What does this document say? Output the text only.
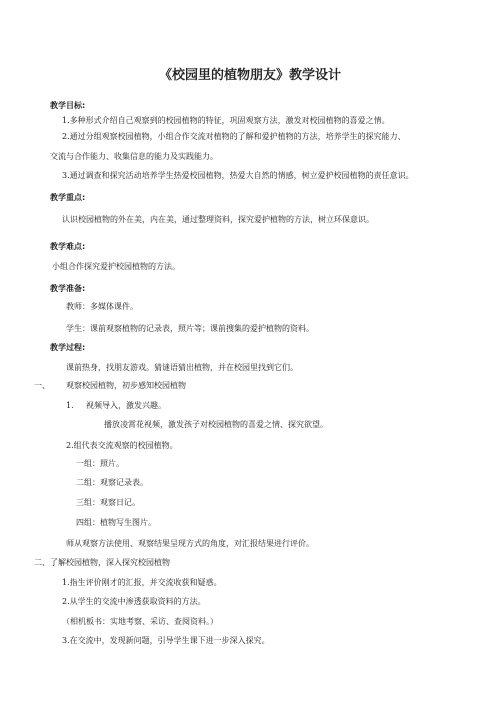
《校园里的植物朋友》教学设计
教学目标:
1.多种形式介绍自己观察到的校园植物的特征，巩固观察方法，激发对校园植物的喜爱之情。
2.通过分组观察校园植物，小组合作交流对植物的了解和爱护植物的方法，培养学生的探究能力、
交流与合作能力、收集信息的能力及实践能力。
3.通过调查和探究活动培养学生热爱校园植物，热爱大自然的情感，树立爱护校园植物的责任意识。
教学重点:
认识校园植物的外在美，内在美，通过整理资料，探究爱护植物的方法，树立环保意识。
教学难点:
小组合作探究爱护校园植物的方法。
教学准备:
教师：多媒体课件。
学生：课前观察植物的记录表，照片等；课前搜集的爱护植物的资料。
教学过程:
课前热身，找朋友游戏。猜谜语猜出植物，并在校园里找到它们。
一、 观察校园植物，初步感知校园植物
1. 视频导入，激发兴趣。
播放凌霄花视频，激发孩子对校园植物的喜爱之情、探究欲望。
2.组代表交流观察的校园植物。
一组：照片。
二组：观察记录表。
三组：观察日记。
四组：植物写生图片。
师从观察方法使用、观察结果呈现方式的角度，对汇报结果进行评价。
二、了解校园植物，深入探究校园植物
1.指生评价刚才的汇报，并交流收获和疑惑。
2.从学生的交流中渗透获取资料的方法。
（相机板书：实地考察、采访、查阅资料。）
3.在交流中，发现新问题，引导学生课下进一步深入探究。
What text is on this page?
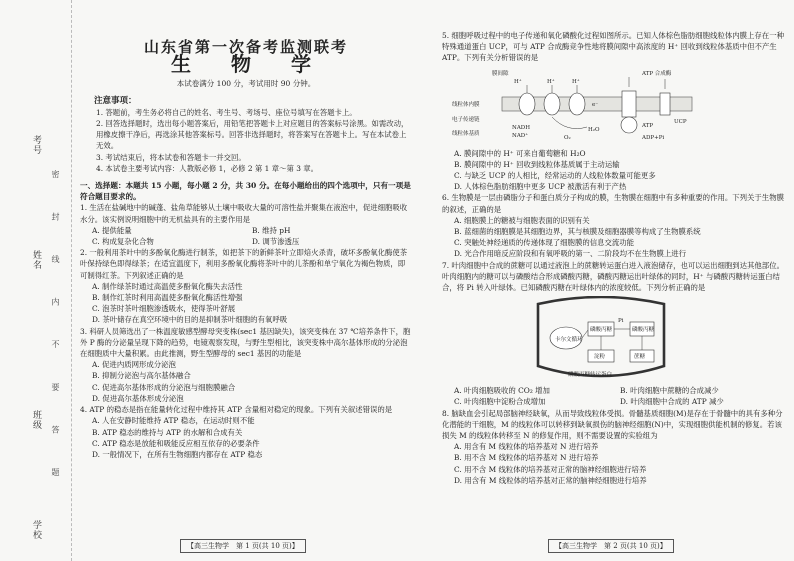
考号
姓名
班级
学校
密 封 线 内 不 要 答 题
山东省第一次备考监测联考
生　物　学
本试卷满分 100 分，考试用时 90 分钟。
注意事项：
1. 答题前，考生务必将自己的姓名、考生号、考场号、座位号填写在答题卡上。
2. 回答选择题时，选出每小题答案后，用铅笔把答题卡上对应题目的答案标号涂黑。如需改动，用橡皮擦干净后，再选涂其他答案标号。回答非选择题时，将答案写在答题卡上。写在本试卷上无效。
3. 考试结束后，将本试卷和答题卡一并交回。
4. 本试卷主要考试内容：人教版必修 1，必修 2 第 1 章～第 3 章。
一、选择题：本题共 15 小题，每小题 2 分，共 30 分。在每小题给出的四个选项中，只有一项是符合题目要求的。
1. 生活在盐碱地中的碱蓬、盐角草能够从土壤中吸收大量的可溶性盐并聚集在液泡中，促进细胞吸收水分。该实例说明细胞中的无机盐具有的主要作用是
A. 提供能量	B. 维持 pH
C. 构成复杂化合物	D. 调节渗透压
2. 一般利用茶叶中的多酚氧化酶进行制茶，如把茶下的新鲜茶叶立即焙火杀青，破坏多酚氧化酶使茶叶保持绿色即得绿茶；在适宜温度下，利用多酚氧化酶将茶叶中的儿茶酚和单宁氧化为褐色物质，即可制得红茶。下列叙述正确的是
A. 制作绿茶时通过高温使多酚氧化酶失去活性
B. 制作红茶时利用高温使多酚氧化酶活性增强
C. 泡茶时茶叶细胞渗透吸水，使得茶叶舒展
D. 茶叶储存在真空环境中的目的是抑制茶叶细胞的有氧呼吸
3. 科研人员筛选出了一株温度敏感型酵母突变株(sec1 基因缺失)，该突变株在 37 ℃培养条件下，胞外 P 酶的分泌量呈现下降的趋势，电镜观察发现，与野生型相比，该突变株中高尔基体形成的分泌泡在细胞质中大量积累。由此推测，野生型酵母的 sec1 基因的功能是
A. 促进内质网形成分泌泡
B. 抑制分泌泡与高尔基体融合
C. 促进高尔基体形成的分泌泡与细胞膜融合
D. 促进高尔基体形成分泌泡
4. ATP 的稳态是指在能量转化过程中维持其 ATP 含量相对稳定的现象。下列有关叙述错误的是
A. 人在安静时能维持 ATP 稳态，在运动时则不能
B. ATP 稳态的维持与 ATP 的水解和合成有关
C. ATP 稳态是放能和吸能反应相互依存的必要条件
D. 一般情况下，在所有生物细胞内都存在 ATP 稳态
5. 细胞呼吸过程中的电子传递和氧化磷酸化过程如图所示。已知人体棕色脂肪细胞线粒体内膜上存在一种特殊通道蛋白 UCP，可与 ATP 合成酶竞争性地将膜间隙中高浓度的 H⁺ 回收到线粒体基质中但不产生 ATP。下列有关分析错误的是
膜间隙
H⁺	H⁺	H⁺
e⁻
线粒体内膜
电子传递链
NADH
NAD⁺	O₂
H₂O
线粒体基质
ATP 合成酶
ATP
ADP+Pi
UCP
A. 膜间隙中的 H⁺ 可来自葡萄糖和 H₂O
B. 膜间隙中的 H⁺ 回收到线粒体基质属于主动运输
C. 与缺乏 UCP 的人相比，经常运动的人线粒体数量可能更多
D. 人体棕色脂肪细胞中更多 UCP 被激活有利于产热
6. 生物膜是一层由磷脂分子和蛋白质分子构成的膜，生物膜在细胞中有多种重要的作用。下列关于生物膜的叙述，正确的是
A. 细胞膜上的糖被与细胞表面的识别有关
B. 蓝细菌的细胞膜是其细胞边界，其与核膜及细胞器膜等构成了生物膜系统
C. 突触处神经递质的传递体现了细胞膜的信息交流功能
D. 光合作用暗反应阶段和有氧呼吸的第一、二阶段均不在生物膜上进行
7. 叶肉细胞中合成的蔗糖可以通过液泡上的蔗糖转运蛋白进入液泡储存，也可以运出细胞到达其他部位。叶肉细胞内的糖可以与磷酸结合形成磷酸丙糖，磷酸丙糖运出叶绿体的同时，H⁺ 与磷酸丙糖转运蛋白结合，将 Pi 转入叶绿体。已知磷酸丙糖在叶绿体内的浓度较低。下列分析正确的是
卡尔文循环
磷酸丙糖	磷酸丙糖
淀粉	蔗糖
Pi
磷酸丙糖转运蛋白
A. 叶肉细胞吸收的 CO₂ 增加	B. 叶肉细胞中蔗糖的合成减少
C. 叶肉细胞中淀粉合成增加	D. 叶肉细胞中合成的 ATP 减少
8. 脑缺血会引起局部脑神经缺氧，从而导致线粒体受损。骨髓基质细胞(M)是存在于骨髓中的具有多种分化潜能的干细胞，M 的线粒体可以转移到缺氧损伤的脑神经细胞(N)中，实现细胞供能机制的修复。若该损失 M 的线粒体转移至 N 的修复作用，则不需要设置的实验组为
A. 用含有 M 线粒体的培养基对 N 进行培养
B. 用不含 M 线粒体的培养基对 N 进行培养
C. 用不含 M 线粒体的培养基对正常的脑神经细胞进行培养
D. 用含有 M 线粒体的培养基对正常的脑神经细胞进行培养
【高三生物学　第 1 页(共 10 页)】	【高三生物学　第 2 页(共 10 页)】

..........

Directions for this task. Go through the records above and copy every line with the word "线粒体的培养基对正常的脑神经细胞进行培养".

Exercise response.
C. 用不含 M 线粒体的培养基对正常的脑神经细胞进行培养
D. 用含有 M 线粒体的培养基对正常的脑神经细胞进行培养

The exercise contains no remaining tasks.